▶ The exercise
Where the data below has the string "equilibrium", return the whole line.

▶ Extracted records
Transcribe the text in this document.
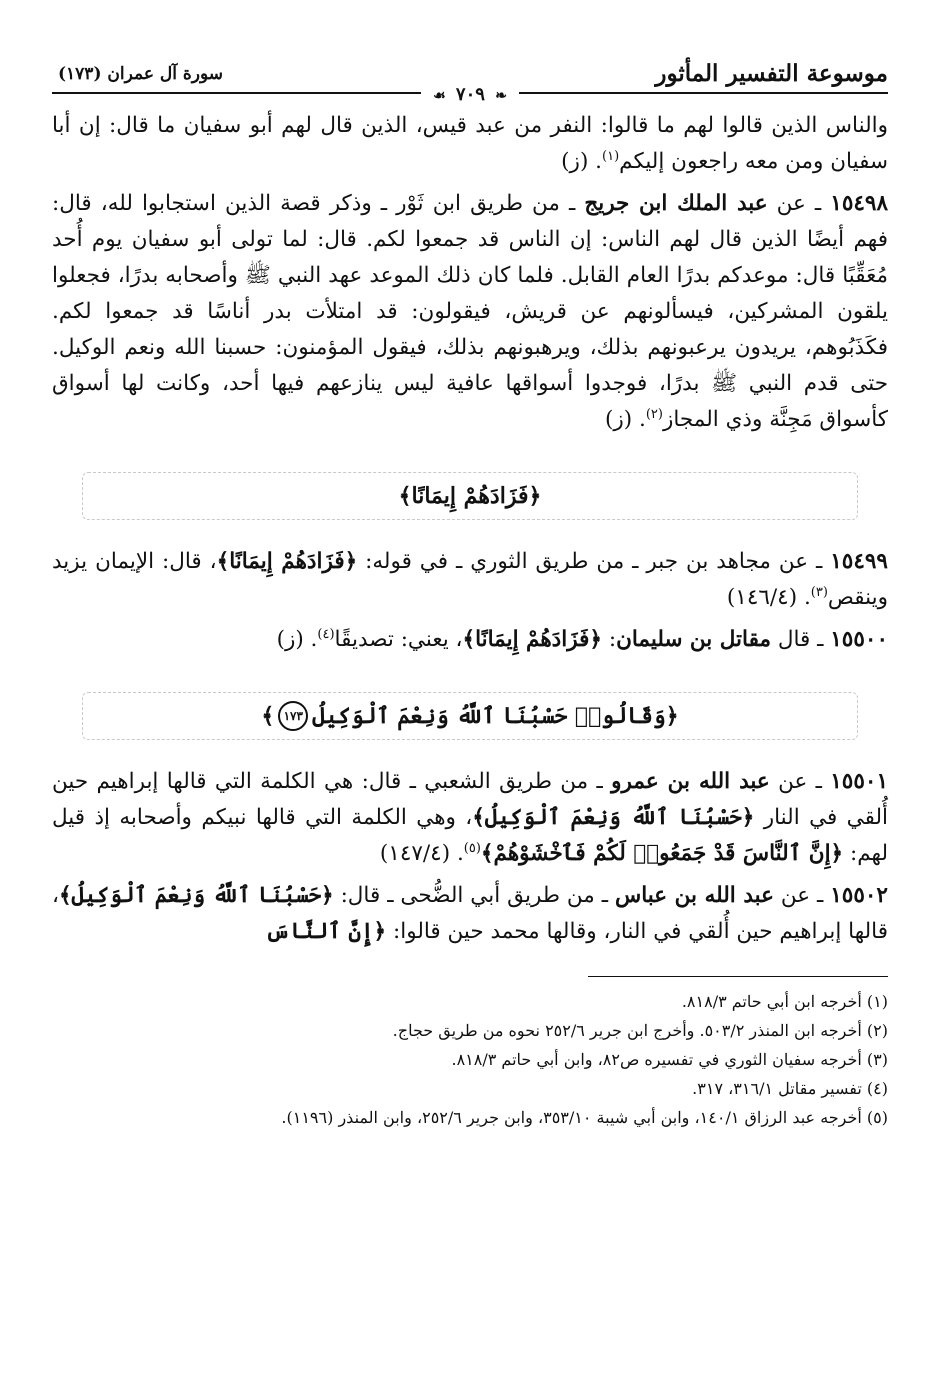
موسوعة التفسير المأثور
سورة آل عمران (١٧٣)
❧ ٧٠٩ ☙

والناس الذين قالوا لهم ما قالوا: النفر من عبد قيس، الذين قال لهم أبو سفيان ما قال: إن أبا سفيان ومن معه راجعون إليكم$^{(١)}$. (ز)

١٥٤٩٨ ـ عن عبد الملك ابن جريج ـ من طريق ابن ثَوْر ـ وذكر قصة الذين استجابوا لله، قال: فهم أيضًا الذين قال لهم الناس: إن الناس قد جمعوا لكم. قال: لما تولى أبو سفيان يوم أُحد مُعَقِّبًا قال: موعدكم بدرًا العام القابل. فلما كان ذلك الموعد عهد النبي ﷺ وأصحابه بدرًا، فجعلوا يلقون المشركين، فيسألونهم عن قريش، فيقولون: قد امتلأت بدر أناسًا قد جمعوا لكم. فكَذَبُوهم، يريدون يرعبونهم بذلك، ويرهبونهم بذلك، فيقول المؤمنون: حسبنا الله ونعم الوكيل. حتى قدم النبي ﷺ بدرًا، فوجدوا أسواقها عافية ليس ينازعهم فيها أحد، وكانت لها أسواق كأسواق مَجِنَّة وذي المجاز$^{(٢)}$. (ز)

﴿فَزَادَهُمْ إِيمَانًا﴾

١٥٤٩٩ ـ عن مجاهد بن جبر ـ من طريق الثوري ـ في قوله: ﴿فَزَادَهُمْ إِيمَانًا﴾، قال: الإيمان يزيد وينقص$^{(٣)}$. (١٤٦/٤)

١٥٥٠٠ ـ قال مقاتل بن سليمان: ﴿فَزَادَهُمْ إِيمَانًا﴾، يعني: تصديقًا$^{(٤)}$. (ز)

﴿وَقَالُوا۟ حَسْبُنَا ٱللَّهُ وَنِعْمَ ٱلْوَكِيلُ
١٧٣
﴾

١٥٥٠١ ـ عن عبد الله بن عمرو ـ من طريق الشعبي ـ قال: هي الكلمة التي قالها إبراهيم حين أُلقي في النار ﴿حَسْبُنَا ٱللَّهُ وَنِعْمَ ٱلْوَكِيلُ﴾، وهي الكلمة التي قالها نبيكم وأصحابه إذ قيل لهم: ﴿إِنَّ ٱلنَّاسَ قَدْ جَمَعُوا۟ لَكُمْ فَٱخْشَوْهُمْ﴾$^{(٥)}$. (١٤٧/٤)

١٥٥٠٢ ـ عن عبد الله بن عباس ـ من طريق أبي الضُّحى ـ قال: ﴿حَسْبُنَا ٱللَّهُ وَنِعْمَ ٱلْوَكِيلُ﴾، قالها إبراهيم حين أُلقي في النار، وقالها محمد حين قالوا: ﴿إِنَّ ٱلنَّاسَ

(١) أخرجه ابن أبي حاتم ٨١٨/٣.

(٢) أخرجه ابن المنذر ٥٠٣/٢. وأخرج ابن جرير ٢٥٢/٦ نحوه من طريق حجاج.

(٣) أخرجه سفيان الثوري في تفسيره ص٨٢، وابن أبي حاتم ٨١٨/٣.

(٤) تفسير مقاتل ٣١٦/١، ٣١٧.

(٥) أخرجه عبد الرزاق ١٤٠/١، وابن أبي شيبة ٣٥٣/١٠، وابن جرير ٢٥٢/٦، وابن المنذر (١١٩٦).
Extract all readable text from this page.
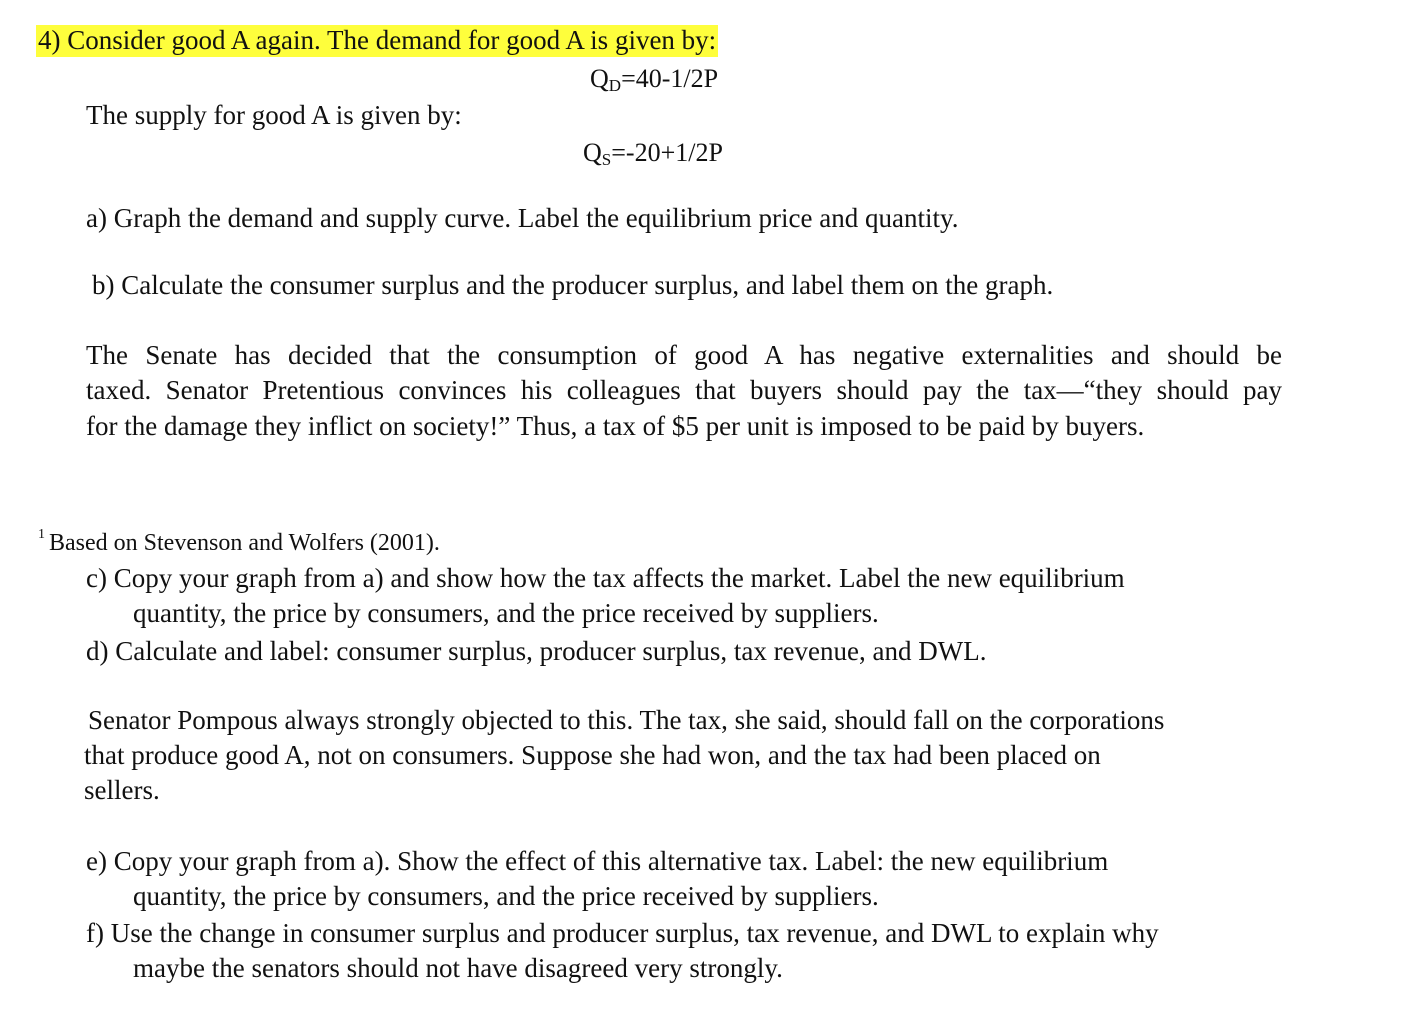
4) Consider good A again. The demand for good A is given by:
$Q_D=40-1/2P$
The supply for good A is given by:
$Q_S=-20+1/2P$
a) Graph the demand and supply curve. Label the equilibrium price and quantity.
b) Calculate the consumer surplus and the producer surplus, and label them on the graph.
The Senate has decided that the consumption of good A has negative externalities and should be
taxed. Senator Pretentious convinces his colleagues that buyers should pay the tax—“they should pay
for the damage they inflict on society!” Thus, a tax of $5 per unit is imposed to be paid by buyers.
$^1$ Based on Stevenson and Wolfers (2001).
c) Copy your graph from a) and show how the tax affects the market. Label the new equilibrium
quantity, the price by consumers, and the price received by suppliers.
d) Calculate and label: consumer surplus, producer surplus, tax revenue, and DWL.
Senator Pompous always strongly objected to this. The tax, she said, should fall on the corporations
that produce good A, not on consumers. Suppose she had won, and the tax had been placed on
sellers.
e) Copy your graph from a). Show the effect of this alternative tax. Label: the new equilibrium
quantity, the price by consumers, and the price received by suppliers.
f) Use the change in consumer surplus and producer surplus, tax revenue, and DWL to explain why
maybe the senators should not have disagreed very strongly.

▶ Written solution
a) Graph the demand and supply curve. Label the equilibrium price and quantity.
c) Copy your graph from a) and show how the tax affects the market. Label the new equilibrium
e) Copy your graph from a). Show the effect of this alternative tax. Label: the new equilibrium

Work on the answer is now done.